START
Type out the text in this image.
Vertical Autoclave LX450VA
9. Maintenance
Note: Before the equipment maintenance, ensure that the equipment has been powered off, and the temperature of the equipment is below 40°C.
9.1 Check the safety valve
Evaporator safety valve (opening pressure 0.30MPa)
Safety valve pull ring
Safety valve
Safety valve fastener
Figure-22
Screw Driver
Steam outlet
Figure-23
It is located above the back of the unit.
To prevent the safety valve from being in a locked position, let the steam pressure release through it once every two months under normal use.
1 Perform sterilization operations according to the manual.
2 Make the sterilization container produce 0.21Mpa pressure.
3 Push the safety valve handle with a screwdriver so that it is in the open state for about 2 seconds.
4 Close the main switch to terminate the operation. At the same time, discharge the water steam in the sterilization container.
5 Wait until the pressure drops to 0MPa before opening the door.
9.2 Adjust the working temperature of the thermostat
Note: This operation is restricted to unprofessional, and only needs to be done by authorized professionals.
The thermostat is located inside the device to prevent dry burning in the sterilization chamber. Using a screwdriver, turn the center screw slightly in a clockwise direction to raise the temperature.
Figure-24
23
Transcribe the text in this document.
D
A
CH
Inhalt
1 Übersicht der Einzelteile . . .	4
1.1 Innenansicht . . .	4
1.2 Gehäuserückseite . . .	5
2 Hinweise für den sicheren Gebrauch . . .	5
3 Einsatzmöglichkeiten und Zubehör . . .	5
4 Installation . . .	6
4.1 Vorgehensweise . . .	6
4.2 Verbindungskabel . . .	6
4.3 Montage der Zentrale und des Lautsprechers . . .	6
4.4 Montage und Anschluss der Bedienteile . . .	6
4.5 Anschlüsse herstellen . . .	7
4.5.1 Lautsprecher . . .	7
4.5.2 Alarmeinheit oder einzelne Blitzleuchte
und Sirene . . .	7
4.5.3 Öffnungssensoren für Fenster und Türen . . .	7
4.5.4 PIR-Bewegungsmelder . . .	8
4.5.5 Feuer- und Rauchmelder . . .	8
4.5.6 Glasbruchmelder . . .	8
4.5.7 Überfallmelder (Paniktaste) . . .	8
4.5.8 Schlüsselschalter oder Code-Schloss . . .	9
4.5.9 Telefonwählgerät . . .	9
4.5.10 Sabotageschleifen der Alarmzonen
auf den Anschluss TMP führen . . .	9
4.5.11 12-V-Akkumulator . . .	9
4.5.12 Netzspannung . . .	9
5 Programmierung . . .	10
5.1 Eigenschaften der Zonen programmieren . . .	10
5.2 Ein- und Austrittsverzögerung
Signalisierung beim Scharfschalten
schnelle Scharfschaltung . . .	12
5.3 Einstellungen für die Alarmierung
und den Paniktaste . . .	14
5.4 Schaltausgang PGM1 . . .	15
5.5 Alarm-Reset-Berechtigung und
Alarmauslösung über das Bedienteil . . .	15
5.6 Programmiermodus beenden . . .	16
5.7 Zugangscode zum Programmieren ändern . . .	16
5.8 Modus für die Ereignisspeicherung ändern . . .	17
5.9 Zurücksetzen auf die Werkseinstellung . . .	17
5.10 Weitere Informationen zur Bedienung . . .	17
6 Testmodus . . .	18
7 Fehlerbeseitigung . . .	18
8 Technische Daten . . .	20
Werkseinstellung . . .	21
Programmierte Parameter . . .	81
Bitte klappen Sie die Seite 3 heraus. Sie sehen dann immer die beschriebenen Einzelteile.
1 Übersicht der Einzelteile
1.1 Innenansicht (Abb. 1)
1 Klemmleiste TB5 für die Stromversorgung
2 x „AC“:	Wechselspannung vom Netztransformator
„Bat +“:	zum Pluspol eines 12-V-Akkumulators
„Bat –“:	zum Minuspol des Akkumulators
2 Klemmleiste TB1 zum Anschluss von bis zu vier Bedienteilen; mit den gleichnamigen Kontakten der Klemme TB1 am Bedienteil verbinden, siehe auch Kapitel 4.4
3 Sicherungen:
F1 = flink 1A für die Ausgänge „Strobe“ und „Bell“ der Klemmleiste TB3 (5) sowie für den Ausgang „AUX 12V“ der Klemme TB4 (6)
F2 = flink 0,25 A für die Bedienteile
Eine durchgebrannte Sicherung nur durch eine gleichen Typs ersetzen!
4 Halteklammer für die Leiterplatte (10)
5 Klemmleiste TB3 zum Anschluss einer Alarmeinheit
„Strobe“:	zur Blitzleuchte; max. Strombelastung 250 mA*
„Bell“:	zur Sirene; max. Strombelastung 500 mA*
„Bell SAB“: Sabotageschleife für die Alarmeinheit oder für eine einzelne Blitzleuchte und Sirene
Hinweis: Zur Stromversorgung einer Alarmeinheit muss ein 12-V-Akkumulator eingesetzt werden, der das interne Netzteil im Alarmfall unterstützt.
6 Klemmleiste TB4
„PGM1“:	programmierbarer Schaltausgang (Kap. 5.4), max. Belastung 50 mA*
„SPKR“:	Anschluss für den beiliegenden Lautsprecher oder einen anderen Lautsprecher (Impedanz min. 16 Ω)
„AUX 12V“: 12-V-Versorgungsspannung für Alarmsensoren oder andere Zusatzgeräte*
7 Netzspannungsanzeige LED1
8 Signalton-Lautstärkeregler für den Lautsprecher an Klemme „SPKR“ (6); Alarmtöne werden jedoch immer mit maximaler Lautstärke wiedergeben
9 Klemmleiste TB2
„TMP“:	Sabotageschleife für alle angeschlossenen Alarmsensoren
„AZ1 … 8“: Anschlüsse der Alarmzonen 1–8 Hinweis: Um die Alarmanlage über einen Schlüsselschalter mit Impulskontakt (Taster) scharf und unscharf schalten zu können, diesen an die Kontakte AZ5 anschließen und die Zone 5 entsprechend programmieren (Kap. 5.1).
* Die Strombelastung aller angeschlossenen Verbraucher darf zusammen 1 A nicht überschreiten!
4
END
- **WORK TO BE COMPLETED**
Collect each line of the entries that has the word "prevent", copying it in full.

- **CORRECT ANSWER**
To prevent the safety valve from being in a locked position, let the steam pressure release through it once every two months under normal use.
The thermostat is located inside the device to prevent dry burning in the sterilization chamber. Using a screwdriver, turn the center screw slightly in a clockwise direction to raise the temperature.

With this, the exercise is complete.